TASK DESCRIPTION — Tell me how many lines hold "鎌倉時代", please, using only the number.

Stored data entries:
========================================================================
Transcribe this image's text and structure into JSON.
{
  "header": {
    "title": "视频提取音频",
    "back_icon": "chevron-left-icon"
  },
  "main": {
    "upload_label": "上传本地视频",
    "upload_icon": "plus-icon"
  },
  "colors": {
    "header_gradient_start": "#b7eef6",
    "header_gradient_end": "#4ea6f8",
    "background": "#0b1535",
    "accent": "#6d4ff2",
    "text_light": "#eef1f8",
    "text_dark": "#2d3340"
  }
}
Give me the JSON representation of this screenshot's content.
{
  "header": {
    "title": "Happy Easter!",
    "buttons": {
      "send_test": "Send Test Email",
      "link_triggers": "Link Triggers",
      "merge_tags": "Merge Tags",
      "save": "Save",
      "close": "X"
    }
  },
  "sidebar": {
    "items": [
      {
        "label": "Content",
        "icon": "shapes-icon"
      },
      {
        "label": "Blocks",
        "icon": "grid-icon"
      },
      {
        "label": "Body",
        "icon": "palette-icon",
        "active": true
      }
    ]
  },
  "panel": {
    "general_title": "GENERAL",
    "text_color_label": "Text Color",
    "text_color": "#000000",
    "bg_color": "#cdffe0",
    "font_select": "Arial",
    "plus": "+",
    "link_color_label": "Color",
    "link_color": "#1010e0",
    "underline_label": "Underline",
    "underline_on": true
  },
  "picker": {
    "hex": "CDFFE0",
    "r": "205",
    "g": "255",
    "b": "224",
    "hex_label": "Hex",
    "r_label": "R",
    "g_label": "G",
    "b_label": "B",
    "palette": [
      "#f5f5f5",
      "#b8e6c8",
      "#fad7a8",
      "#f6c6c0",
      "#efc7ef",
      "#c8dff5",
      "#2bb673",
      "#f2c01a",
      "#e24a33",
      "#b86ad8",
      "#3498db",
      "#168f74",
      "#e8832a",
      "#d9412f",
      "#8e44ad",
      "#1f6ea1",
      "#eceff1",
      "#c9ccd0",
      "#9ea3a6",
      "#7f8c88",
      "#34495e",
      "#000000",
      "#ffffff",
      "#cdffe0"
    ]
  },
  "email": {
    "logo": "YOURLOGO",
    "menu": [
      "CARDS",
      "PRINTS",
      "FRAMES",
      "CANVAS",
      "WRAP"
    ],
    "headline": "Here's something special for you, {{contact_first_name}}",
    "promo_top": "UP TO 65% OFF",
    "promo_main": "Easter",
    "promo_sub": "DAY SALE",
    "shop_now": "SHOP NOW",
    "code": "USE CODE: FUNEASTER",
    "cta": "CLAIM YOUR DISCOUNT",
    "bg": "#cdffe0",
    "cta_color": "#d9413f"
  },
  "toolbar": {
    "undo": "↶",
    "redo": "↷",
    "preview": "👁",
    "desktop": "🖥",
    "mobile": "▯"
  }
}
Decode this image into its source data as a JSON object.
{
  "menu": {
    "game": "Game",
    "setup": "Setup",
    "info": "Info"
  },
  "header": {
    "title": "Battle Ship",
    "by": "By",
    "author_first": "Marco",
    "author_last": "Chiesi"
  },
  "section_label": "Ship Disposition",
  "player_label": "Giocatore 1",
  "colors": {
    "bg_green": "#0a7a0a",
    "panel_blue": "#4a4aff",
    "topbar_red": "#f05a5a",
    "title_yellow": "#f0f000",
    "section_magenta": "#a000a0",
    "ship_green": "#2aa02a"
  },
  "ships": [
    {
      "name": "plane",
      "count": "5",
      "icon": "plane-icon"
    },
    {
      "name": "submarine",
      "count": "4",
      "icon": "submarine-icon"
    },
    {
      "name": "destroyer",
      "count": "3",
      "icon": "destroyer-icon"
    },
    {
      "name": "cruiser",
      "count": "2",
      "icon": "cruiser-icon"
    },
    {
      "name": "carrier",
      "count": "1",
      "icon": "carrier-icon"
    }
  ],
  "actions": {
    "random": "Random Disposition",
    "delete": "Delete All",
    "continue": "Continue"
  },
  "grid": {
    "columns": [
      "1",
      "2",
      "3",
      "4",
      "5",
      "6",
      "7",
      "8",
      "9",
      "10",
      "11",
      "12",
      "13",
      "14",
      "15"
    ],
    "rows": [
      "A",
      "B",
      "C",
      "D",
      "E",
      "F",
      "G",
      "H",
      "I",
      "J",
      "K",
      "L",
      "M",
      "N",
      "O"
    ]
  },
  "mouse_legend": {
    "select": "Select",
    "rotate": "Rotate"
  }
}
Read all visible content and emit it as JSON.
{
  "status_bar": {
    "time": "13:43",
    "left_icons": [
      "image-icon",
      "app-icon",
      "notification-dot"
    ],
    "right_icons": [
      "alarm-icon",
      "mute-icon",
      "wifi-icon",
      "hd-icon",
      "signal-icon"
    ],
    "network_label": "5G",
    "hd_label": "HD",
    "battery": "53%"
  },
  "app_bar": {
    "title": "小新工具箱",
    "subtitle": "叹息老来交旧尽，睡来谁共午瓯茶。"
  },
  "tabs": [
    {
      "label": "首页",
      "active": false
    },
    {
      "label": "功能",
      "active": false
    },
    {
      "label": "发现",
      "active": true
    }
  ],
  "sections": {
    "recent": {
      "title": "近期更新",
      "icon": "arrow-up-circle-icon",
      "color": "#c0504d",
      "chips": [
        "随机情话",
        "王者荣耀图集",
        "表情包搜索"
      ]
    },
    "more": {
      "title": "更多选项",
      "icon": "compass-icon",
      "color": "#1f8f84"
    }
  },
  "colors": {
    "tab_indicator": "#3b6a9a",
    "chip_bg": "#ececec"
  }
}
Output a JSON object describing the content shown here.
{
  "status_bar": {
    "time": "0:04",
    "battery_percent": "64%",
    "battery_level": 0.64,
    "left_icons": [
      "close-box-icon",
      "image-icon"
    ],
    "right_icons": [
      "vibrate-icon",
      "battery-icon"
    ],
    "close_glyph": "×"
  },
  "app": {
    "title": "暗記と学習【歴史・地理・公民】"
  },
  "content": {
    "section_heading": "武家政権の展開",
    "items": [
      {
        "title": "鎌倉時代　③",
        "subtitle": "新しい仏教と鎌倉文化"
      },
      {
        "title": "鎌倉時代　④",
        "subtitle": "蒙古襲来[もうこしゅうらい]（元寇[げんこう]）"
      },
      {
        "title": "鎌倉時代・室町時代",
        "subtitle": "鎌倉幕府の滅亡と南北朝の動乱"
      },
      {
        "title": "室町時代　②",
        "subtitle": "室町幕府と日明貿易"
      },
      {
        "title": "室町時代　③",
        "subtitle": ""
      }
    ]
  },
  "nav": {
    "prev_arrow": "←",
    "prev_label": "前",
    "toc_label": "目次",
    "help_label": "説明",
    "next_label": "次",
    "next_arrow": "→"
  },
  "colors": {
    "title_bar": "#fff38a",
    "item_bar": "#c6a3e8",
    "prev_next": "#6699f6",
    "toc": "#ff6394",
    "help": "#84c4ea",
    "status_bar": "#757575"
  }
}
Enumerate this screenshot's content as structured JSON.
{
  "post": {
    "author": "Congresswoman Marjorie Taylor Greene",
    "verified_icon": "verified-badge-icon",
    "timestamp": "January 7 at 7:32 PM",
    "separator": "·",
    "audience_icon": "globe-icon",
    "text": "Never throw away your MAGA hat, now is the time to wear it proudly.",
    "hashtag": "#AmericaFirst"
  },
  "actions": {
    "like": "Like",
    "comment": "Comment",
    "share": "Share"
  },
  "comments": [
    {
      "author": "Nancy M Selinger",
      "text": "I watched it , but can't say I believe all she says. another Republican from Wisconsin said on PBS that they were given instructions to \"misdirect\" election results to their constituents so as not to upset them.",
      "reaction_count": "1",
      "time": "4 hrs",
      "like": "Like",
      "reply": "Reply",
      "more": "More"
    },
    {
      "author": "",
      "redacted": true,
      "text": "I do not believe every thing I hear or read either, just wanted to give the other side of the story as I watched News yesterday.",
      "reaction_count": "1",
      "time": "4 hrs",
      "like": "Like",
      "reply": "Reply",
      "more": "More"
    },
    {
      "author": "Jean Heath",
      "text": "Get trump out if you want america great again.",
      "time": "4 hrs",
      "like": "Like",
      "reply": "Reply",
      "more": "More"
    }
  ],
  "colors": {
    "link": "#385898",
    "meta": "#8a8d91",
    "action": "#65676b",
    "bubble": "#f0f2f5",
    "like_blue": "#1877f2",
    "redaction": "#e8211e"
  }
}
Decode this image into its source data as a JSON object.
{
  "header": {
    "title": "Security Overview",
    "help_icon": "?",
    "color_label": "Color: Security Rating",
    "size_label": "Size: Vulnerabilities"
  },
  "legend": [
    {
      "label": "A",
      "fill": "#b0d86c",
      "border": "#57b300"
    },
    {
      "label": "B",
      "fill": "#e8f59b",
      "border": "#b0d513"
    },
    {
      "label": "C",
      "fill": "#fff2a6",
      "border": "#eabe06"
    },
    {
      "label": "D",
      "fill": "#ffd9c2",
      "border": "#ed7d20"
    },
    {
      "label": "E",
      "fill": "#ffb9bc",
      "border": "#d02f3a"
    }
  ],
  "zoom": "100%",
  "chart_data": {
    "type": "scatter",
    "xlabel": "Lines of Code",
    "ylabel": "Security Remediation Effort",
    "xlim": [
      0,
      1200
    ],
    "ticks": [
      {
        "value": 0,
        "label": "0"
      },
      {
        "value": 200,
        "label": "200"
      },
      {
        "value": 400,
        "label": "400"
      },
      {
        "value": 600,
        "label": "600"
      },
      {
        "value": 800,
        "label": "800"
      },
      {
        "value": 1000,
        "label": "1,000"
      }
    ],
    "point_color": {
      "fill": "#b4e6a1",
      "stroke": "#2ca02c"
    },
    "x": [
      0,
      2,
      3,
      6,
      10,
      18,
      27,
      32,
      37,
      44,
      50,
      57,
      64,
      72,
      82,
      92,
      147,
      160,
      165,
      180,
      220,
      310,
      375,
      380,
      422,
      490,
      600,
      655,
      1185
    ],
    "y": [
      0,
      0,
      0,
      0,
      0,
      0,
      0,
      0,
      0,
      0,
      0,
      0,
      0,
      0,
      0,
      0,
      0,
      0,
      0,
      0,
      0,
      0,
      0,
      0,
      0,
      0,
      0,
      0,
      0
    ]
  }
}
========================================================================
TASK RESPONSE — 3